Hey everyone! I’m Nataraj, and just like you, I’ve been fascinated with the recent progress of artificial intelligence. Realizing that I needed to stay abreast with all the developments happening, I decided to embark on a personal journey of learning, thus 100 days of AI was born! With this series, I will be learning about LLMs and share ideas, experiments, opinions, trends & learnings through my blog posts. You can follow along the journey on HackerNoon here or my personal website here. In today’s article, we’ll be looking to build a Semantic Kernel with the help of GPT-4.
If you are reading the 100 Days of AI series I am writing a common theme that you will notice is most of the posts have some kind of an experiment or a demo. At the end of posts I also list ideas that are possible with the technologies I explored. So the obvious next question is, is there a way to easily wrap these experiments into demo-able products and share them with people and get feedback?
In this post we will explore how to easily convert an AI experiment into a demo that can be and get feedback.

########################################

▸ **PROMPT 1**
In the 100 Days of AI post, what will today's article build, and with what help?
▸ **PROMPT 2**
In the 100 Days of AI post, rewrite the passage starting with "If you are reading" and going on through "and get feedback?", swapping "experiments" for "projects".
The listing isn't needed for anything here.

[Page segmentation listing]
########################################

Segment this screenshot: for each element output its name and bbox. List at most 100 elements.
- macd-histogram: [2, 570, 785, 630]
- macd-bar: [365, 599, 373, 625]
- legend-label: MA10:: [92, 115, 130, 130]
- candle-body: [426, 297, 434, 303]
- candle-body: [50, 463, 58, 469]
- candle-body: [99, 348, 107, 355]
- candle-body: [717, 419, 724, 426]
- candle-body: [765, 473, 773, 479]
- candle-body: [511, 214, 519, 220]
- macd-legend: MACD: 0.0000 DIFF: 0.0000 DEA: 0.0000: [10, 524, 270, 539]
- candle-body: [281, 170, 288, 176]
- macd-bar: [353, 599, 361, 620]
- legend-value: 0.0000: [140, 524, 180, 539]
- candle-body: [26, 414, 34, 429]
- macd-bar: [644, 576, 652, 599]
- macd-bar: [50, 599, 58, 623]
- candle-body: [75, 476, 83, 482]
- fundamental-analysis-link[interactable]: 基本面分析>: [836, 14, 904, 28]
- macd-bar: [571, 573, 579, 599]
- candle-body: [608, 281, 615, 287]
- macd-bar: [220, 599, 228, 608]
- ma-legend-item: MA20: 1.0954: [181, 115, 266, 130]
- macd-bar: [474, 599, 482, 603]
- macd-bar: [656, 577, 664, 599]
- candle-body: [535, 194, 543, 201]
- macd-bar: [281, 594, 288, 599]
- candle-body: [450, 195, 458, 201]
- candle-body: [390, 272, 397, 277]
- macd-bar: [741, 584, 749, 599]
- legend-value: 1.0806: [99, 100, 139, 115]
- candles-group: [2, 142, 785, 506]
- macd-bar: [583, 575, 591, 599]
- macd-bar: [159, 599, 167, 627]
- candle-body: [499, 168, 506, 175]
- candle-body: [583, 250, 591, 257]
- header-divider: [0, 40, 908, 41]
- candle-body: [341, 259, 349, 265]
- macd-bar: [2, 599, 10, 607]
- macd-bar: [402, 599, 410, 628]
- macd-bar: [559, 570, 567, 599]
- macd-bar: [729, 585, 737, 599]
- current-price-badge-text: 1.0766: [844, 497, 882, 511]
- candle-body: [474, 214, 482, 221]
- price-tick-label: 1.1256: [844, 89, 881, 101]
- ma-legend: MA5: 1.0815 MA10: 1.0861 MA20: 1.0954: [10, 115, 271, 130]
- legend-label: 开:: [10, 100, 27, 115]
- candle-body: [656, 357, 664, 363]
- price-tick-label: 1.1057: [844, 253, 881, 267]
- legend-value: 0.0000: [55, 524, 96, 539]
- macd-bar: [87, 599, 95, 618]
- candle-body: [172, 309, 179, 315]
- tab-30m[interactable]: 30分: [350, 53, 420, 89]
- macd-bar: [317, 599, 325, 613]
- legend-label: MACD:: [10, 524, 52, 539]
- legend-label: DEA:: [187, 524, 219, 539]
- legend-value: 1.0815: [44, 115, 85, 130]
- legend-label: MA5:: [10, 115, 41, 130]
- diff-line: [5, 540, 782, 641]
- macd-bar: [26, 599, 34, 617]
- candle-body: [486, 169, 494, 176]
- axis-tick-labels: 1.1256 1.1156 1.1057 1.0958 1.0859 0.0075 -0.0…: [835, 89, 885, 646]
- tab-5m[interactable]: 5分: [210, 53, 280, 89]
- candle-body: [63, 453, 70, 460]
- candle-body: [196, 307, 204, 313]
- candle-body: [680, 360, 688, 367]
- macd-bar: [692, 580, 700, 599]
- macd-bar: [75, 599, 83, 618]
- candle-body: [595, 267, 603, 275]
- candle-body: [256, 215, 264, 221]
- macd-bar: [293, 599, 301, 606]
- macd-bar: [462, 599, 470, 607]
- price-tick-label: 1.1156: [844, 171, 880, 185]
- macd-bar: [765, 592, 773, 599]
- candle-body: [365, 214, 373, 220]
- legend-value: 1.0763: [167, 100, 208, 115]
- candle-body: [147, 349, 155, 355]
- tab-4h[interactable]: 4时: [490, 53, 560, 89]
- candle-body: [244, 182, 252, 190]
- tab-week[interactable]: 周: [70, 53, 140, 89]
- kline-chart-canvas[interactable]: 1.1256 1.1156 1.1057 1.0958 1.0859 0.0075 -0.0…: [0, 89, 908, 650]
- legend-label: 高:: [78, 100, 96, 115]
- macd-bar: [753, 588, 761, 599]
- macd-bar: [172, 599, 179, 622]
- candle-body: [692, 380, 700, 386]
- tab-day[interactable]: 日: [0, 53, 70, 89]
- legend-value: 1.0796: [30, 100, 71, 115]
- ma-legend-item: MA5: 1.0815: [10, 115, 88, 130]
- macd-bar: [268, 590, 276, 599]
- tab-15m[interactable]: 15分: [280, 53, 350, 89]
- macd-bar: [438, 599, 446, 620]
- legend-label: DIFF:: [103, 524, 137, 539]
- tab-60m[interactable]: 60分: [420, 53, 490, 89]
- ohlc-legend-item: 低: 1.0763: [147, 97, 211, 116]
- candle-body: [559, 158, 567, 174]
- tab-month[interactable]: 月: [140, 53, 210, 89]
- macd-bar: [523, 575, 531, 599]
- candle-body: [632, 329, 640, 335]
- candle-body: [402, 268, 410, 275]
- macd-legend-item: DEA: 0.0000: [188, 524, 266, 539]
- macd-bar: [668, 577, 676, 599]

########################################

▸ **TASK OUTPUT 1**
A Semantic Kernel, with the help of GPT-4.

▸ **TASK OUTPUT 2**
If you are reading the 100 Days of AI series I am writing a common theme that you will notice is most of the posts have some kind of an experiment or a demo. At the end of posts I also list ideas that are possible with the technologies I explored. So the obvious next question is, is there a way to easily wrap these projects into demo-able products and share them with people and get feedback?